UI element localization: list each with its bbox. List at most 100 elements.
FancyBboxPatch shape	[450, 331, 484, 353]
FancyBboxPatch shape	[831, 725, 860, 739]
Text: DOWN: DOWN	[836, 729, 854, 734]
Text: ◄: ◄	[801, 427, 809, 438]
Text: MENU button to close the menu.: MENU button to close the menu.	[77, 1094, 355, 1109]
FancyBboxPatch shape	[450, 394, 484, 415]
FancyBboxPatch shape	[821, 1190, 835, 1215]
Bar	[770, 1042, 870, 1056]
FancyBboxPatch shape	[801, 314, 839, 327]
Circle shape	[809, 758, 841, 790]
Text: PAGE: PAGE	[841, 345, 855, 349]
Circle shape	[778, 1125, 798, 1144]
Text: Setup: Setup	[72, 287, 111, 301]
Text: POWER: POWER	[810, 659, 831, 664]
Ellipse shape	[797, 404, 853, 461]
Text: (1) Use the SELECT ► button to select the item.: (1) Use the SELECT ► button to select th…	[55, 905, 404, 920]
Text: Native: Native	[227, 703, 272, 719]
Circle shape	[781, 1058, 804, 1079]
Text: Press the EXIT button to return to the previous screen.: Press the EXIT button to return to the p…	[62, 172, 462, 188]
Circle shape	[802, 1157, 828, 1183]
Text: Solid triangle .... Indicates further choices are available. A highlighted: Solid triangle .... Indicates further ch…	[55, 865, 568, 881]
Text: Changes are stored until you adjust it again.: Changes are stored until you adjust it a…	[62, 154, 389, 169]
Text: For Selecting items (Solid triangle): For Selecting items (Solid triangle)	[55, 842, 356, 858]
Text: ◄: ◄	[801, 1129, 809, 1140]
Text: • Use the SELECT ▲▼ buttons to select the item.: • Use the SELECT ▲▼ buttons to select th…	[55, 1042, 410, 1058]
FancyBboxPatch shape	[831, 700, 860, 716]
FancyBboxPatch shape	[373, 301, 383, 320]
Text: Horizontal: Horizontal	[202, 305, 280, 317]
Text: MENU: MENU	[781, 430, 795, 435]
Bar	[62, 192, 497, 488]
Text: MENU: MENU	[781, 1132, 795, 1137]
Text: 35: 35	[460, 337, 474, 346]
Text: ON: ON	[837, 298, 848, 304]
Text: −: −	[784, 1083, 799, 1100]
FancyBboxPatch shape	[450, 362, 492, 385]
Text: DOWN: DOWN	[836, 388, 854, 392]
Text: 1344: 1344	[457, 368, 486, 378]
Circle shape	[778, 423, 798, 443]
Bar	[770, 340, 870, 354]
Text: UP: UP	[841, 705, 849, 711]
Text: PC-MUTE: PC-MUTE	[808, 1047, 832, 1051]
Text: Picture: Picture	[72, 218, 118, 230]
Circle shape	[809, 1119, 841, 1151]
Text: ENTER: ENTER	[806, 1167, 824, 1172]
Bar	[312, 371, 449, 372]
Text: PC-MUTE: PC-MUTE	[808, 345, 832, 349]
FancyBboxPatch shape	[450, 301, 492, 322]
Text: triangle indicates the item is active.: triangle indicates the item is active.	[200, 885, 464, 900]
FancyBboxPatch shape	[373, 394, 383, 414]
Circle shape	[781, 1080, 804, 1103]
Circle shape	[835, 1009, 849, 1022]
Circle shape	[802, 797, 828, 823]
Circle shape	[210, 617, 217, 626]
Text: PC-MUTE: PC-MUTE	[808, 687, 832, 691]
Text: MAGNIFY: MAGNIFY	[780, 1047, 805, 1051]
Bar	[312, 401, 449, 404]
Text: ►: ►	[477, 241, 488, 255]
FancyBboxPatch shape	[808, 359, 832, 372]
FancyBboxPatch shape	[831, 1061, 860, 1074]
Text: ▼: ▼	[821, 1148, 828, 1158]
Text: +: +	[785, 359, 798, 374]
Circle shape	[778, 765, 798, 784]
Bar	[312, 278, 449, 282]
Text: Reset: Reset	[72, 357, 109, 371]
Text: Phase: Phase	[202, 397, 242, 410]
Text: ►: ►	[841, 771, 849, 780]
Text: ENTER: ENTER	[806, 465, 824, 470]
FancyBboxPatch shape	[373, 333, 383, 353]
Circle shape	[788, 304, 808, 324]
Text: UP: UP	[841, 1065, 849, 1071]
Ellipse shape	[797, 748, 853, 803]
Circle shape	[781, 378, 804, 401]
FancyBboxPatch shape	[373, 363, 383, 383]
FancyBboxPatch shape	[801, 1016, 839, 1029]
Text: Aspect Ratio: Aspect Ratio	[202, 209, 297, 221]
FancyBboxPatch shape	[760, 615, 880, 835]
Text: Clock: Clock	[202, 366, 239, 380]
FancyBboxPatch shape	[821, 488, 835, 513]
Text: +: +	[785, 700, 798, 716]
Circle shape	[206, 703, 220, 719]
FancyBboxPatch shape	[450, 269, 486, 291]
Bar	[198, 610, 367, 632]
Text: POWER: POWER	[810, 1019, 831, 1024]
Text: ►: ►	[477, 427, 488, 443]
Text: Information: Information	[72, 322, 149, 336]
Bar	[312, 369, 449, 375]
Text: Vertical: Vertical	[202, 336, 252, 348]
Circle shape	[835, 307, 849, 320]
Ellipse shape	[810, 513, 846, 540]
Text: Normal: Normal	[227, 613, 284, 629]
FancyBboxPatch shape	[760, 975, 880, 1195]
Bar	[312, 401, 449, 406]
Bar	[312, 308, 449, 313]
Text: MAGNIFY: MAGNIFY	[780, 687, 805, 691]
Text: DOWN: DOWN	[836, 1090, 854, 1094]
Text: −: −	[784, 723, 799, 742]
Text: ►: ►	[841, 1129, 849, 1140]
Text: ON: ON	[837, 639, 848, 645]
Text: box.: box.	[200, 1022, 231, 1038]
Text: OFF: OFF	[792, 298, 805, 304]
+++++
**OBJECTIVE:** Can you reproduce the records above word for word, from the first line to the last?

**RESULT:**
UI element localization: list each with its bbox. List at most 100 elements.
FancyBboxPatch shape	[450, 331, 484, 353]
FancyBboxPatch shape	[831, 725, 860, 739]
Text: DOWN: DOWN	[836, 729, 854, 734]
Text: ◄: ◄	[801, 427, 809, 438]
Text: MENU button to close the menu.: MENU button to close the menu.	[77, 1094, 355, 1109]
FancyBboxPatch shape	[450, 394, 484, 415]
FancyBboxPatch shape	[821, 1190, 835, 1215]
Bar	[770, 1042, 870, 1056]
FancyBboxPatch shape	[801, 314, 839, 327]
Circle shape	[809, 758, 841, 790]
Text: PAGE: PAGE	[841, 345, 855, 349]
Circle shape	[778, 1125, 798, 1144]
Text: Setup: Setup	[72, 287, 111, 301]
Text: POWER: POWER	[810, 659, 831, 664]
Ellipse shape	[797, 404, 853, 461]
Text: (1) Use the SELECT ► button to select the item.: (1) Use the SELECT ► button to select th…	[55, 905, 404, 920]
Text: Native: Native	[227, 703, 272, 719]
Circle shape	[781, 1058, 804, 1079]
Text: Press the EXIT button to return to the previous screen.: Press the EXIT button to return to the p…	[62, 172, 462, 188]
Circle shape	[802, 1157, 828, 1183]
Text: Solid triangle .... Indicates further choices are available. A highlighted: Solid triangle .... Indicates further ch…	[55, 865, 568, 881]
Text: Changes are stored until you adjust it again.: Changes are stored until you adjust it a…	[62, 154, 389, 169]
Text: For Selecting items (Solid triangle): For Selecting items (Solid triangle)	[55, 842, 356, 858]
Text: ◄: ◄	[801, 1129, 809, 1140]
Text: • Use the SELECT ▲▼ buttons to select the item.: • Use the SELECT ▲▼ buttons to select th…	[55, 1042, 410, 1058]
FancyBboxPatch shape	[831, 700, 860, 716]
FancyBboxPatch shape	[373, 301, 383, 320]
Text: Horizontal: Horizontal	[202, 305, 280, 317]
Text: MENU: MENU	[781, 430, 795, 435]
Bar	[62, 192, 497, 488]
Text: MENU: MENU	[781, 1132, 795, 1137]
Text: 35: 35	[460, 337, 474, 346]
Text: ON: ON	[837, 298, 848, 304]
Text: −: −	[784, 1083, 799, 1100]
FancyBboxPatch shape	[450, 362, 492, 385]
Text: DOWN: DOWN	[836, 388, 854, 392]
Text: 1344: 1344	[457, 368, 486, 378]
Circle shape	[778, 423, 798, 443]
Bar	[770, 340, 870, 354]
Text: UP: UP	[841, 705, 849, 711]
Text: PC-MUTE: PC-MUTE	[808, 1047, 832, 1051]
Text: Picture: Picture	[72, 218, 118, 230]
Circle shape	[809, 1119, 841, 1151]
Text: ENTER: ENTER	[806, 1167, 824, 1172]
Bar	[312, 371, 449, 372]
Text: PC-MUTE: PC-MUTE	[808, 345, 832, 349]
FancyBboxPatch shape	[450, 301, 492, 322]
Text: triangle indicates the item is active.: triangle indicates the item is active.	[200, 885, 464, 900]
FancyBboxPatch shape	[373, 394, 383, 414]
Circle shape	[781, 1080, 804, 1103]
Circle shape	[835, 1009, 849, 1022]
Circle shape	[802, 797, 828, 823]
Circle shape	[210, 617, 217, 626]
Text: PC-MUTE: PC-MUTE	[808, 687, 832, 691]
Text: MAGNIFY: MAGNIFY	[780, 1047, 805, 1051]
Bar	[312, 401, 449, 404]
Text: ►: ►	[477, 241, 488, 255]
FancyBboxPatch shape	[808, 359, 832, 372]
FancyBboxPatch shape	[831, 1061, 860, 1074]
Text: ▼: ▼	[821, 1148, 828, 1158]
Text: +: +	[785, 359, 798, 374]
Circle shape	[778, 765, 798, 784]
Bar	[312, 278, 449, 282]
Text: Reset: Reset	[72, 357, 109, 371]
Text: Phase: Phase	[202, 397, 242, 410]
Text: ►: ►	[841, 771, 849, 780]
Text: ENTER: ENTER	[806, 465, 824, 470]
FancyBboxPatch shape	[373, 333, 383, 353]
Circle shape	[788, 304, 808, 324]
Text: UP: UP	[841, 1065, 849, 1071]
Ellipse shape	[797, 748, 853, 803]
Circle shape	[781, 378, 804, 401]
FancyBboxPatch shape	[373, 363, 383, 383]
FancyBboxPatch shape	[801, 1016, 839, 1029]
Text: Aspect Ratio: Aspect Ratio	[202, 209, 297, 221]
FancyBboxPatch shape	[760, 615, 880, 835]
Text: Clock: Clock	[202, 366, 239, 380]
FancyBboxPatch shape	[821, 488, 835, 513]
Text: +: +	[785, 700, 798, 716]
Circle shape	[206, 703, 220, 719]
FancyBboxPatch shape	[450, 269, 486, 291]
Bar	[198, 610, 367, 632]
Text: POWER: POWER	[810, 1019, 831, 1024]
Text: ►: ►	[477, 427, 488, 443]
Text: Information: Information	[72, 322, 149, 336]
Bar	[312, 369, 449, 375]
Text: Vertical: Vertical	[202, 336, 252, 348]
Circle shape	[835, 307, 849, 320]
Ellipse shape	[810, 513, 846, 540]
Text: Normal: Normal	[227, 613, 284, 629]
FancyBboxPatch shape	[760, 975, 880, 1195]
Bar	[312, 401, 449, 406]
Bar	[312, 308, 449, 313]
Text: MAGNIFY: MAGNIFY	[780, 687, 805, 691]
Text: DOWN: DOWN	[836, 1090, 854, 1094]
Text: −: −	[784, 723, 799, 742]
Text: ►: ►	[841, 1129, 849, 1140]
Text: ON: ON	[837, 639, 848, 645]
Text: box.: box.	[200, 1022, 231, 1038]
Text: OFF: OFF	[792, 298, 805, 304]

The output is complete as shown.